• WHAT THIS TASK INVOLVES:
Without omitting anything, retype the data that follows.

— start —

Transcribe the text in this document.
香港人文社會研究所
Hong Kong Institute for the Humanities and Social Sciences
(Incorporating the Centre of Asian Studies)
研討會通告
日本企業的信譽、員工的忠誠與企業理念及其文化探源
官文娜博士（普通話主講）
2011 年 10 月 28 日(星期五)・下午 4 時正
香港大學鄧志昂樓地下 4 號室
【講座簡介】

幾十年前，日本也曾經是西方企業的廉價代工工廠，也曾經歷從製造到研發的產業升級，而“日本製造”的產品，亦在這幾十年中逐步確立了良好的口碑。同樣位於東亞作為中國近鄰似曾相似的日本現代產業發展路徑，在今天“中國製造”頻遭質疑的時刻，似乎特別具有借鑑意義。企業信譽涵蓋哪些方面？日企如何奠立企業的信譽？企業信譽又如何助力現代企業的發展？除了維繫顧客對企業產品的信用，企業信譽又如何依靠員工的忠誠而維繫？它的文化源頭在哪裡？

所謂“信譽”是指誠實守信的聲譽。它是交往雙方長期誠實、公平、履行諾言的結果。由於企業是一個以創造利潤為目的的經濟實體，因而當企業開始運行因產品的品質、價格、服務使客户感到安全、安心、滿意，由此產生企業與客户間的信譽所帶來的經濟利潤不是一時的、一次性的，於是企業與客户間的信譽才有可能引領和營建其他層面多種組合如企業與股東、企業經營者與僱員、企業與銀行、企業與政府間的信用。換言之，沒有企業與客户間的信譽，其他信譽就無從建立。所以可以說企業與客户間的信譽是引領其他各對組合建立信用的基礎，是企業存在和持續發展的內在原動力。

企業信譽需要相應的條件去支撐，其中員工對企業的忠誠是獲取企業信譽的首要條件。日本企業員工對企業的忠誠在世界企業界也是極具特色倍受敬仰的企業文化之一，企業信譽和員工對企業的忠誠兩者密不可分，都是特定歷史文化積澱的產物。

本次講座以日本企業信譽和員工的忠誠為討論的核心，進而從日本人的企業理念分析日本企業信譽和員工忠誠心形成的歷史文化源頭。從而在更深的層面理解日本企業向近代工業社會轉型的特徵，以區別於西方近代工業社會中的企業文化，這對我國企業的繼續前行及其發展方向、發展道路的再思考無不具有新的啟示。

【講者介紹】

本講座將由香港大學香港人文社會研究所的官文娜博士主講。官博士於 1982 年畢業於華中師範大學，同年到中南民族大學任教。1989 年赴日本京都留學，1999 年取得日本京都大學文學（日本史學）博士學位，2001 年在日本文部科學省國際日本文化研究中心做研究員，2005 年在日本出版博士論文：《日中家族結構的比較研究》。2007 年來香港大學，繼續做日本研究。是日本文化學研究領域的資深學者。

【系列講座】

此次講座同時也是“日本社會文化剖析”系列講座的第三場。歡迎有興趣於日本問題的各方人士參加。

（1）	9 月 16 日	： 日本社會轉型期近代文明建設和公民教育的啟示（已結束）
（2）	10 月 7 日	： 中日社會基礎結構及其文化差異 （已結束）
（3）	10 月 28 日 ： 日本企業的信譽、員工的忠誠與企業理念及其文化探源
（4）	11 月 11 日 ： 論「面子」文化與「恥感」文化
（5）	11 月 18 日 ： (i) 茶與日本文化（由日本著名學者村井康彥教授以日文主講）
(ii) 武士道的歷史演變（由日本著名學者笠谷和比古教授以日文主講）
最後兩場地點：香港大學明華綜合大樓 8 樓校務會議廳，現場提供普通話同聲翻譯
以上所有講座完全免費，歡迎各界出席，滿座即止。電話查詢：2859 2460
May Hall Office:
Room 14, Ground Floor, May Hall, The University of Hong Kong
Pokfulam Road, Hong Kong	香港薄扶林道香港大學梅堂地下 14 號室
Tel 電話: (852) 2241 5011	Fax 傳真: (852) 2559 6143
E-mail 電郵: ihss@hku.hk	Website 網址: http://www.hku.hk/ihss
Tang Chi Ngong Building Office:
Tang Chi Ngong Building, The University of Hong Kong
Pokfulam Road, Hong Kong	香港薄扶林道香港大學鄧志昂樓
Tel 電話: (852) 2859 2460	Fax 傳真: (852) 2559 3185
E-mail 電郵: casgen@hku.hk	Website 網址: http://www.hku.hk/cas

— end —

• OUTPUT OF THE EXERCISE:
Transcribe the text in this document.
香港人文社會研究所
Hong Kong Institute for the Humanities and Social Sciences
(Incorporating the Centre of Asian Studies)
研討會通告
日本企業的信譽、員工的忠誠與企業理念及其文化探源
官文娜博士（普通話主講）
2011 年 10 月 28 日(星期五)・下午 4 時正
香港大學鄧志昂樓地下 4 號室
【講座簡介】

幾十年前，日本也曾經是西方企業的廉價代工工廠，也曾經歷從製造到研發的產業升級，而“日本製造”的產品，亦在這幾十年中逐步確立了良好的口碑。同樣位於東亞作為中國近鄰似曾相似的日本現代產業發展路徑，在今天“中國製造”頻遭質疑的時刻，似乎特別具有借鑑意義。企業信譽涵蓋哪些方面？日企如何奠立企業的信譽？企業信譽又如何助力現代企業的發展？除了維繫顧客對企業產品的信用，企業信譽又如何依靠員工的忠誠而維繫？它的文化源頭在哪裡？

所謂“信譽”是指誠實守信的聲譽。它是交往雙方長期誠實、公平、履行諾言的結果。由於企業是一個以創造利潤為目的的經濟實體，因而當企業開始運行因產品的品質、價格、服務使客户感到安全、安心、滿意，由此產生企業與客户間的信譽所帶來的經濟利潤不是一時的、一次性的，於是企業與客户間的信譽才有可能引領和營建其他層面多種組合如企業與股東、企業經營者與僱員、企業與銀行、企業與政府間的信用。換言之，沒有企業與客户間的信譽，其他信譽就無從建立。所以可以說企業與客户間的信譽是引領其他各對組合建立信用的基礎，是企業存在和持續發展的內在原動力。

企業信譽需要相應的條件去支撐，其中員工對企業的忠誠是獲取企業信譽的首要條件。日本企業員工對企業的忠誠在世界企業界也是極具特色倍受敬仰的企業文化之一，企業信譽和員工對企業的忠誠兩者密不可分，都是特定歷史文化積澱的產物。

本次講座以日本企業信譽和員工的忠誠為討論的核心，進而從日本人的企業理念分析日本企業信譽和員工忠誠心形成的歷史文化源頭。從而在更深的層面理解日本企業向近代工業社會轉型的特徵，以區別於西方近代工業社會中的企業文化，這對我國企業的繼續前行及其發展方向、發展道路的再思考無不具有新的啟示。

【講者介紹】

本講座將由香港大學香港人文社會研究所的官文娜博士主講。官博士於 1982 年畢業於華中師範大學，同年到中南民族大學任教。1989 年赴日本京都留學，1999 年取得日本京都大學文學（日本史學）博士學位，2001 年在日本文部科學省國際日本文化研究中心做研究員，2005 年在日本出版博士論文：《日中家族結構的比較研究》。2007 年來香港大學，繼續做日本研究。是日本文化學研究領域的資深學者。

【系列講座】

此次講座同時也是“日本社會文化剖析”系列講座的第三場。歡迎有興趣於日本問題的各方人士參加。

（1）	9 月 16 日	： 日本社會轉型期近代文明建設和公民教育的啟示（已結束）
（2）	10 月 7 日	： 中日社會基礎結構及其文化差異 （已結束）
（3）	10 月 28 日 ： 日本企業的信譽、員工的忠誠與企業理念及其文化探源
（4）	11 月 11 日 ： 論「面子」文化與「恥感」文化
（5）	11 月 18 日 ： (i) 茶與日本文化（由日本著名學者村井康彥教授以日文主講）
(ii) 武士道的歷史演變（由日本著名學者笠谷和比古教授以日文主講）
最後兩場地點：香港大學明華綜合大樓 8 樓校務會議廳，現場提供普通話同聲翻譯
以上所有講座完全免費，歡迎各界出席，滿座即止。電話查詢：2859 2460
May Hall Office:
Room 14, Ground Floor, May Hall, The University of Hong Kong
Pokfulam Road, Hong Kong	香港薄扶林道香港大學梅堂地下 14 號室
Tel 電話: (852) 2241 5011	Fax 傳真: (852) 2559 6143
E-mail 電郵: ihss@hku.hk	Website 網址: http://www.hku.hk/ihss
Tang Chi Ngong Building Office:
Tang Chi Ngong Building, The University of Hong Kong
Pokfulam Road, Hong Kong	香港薄扶林道香港大學鄧志昂樓
Tel 電話: (852) 2859 2460	Fax 傳真: (852) 2559 3185
E-mail 電郵: casgen@hku.hk	Website 網址: http://www.hku.hk/cas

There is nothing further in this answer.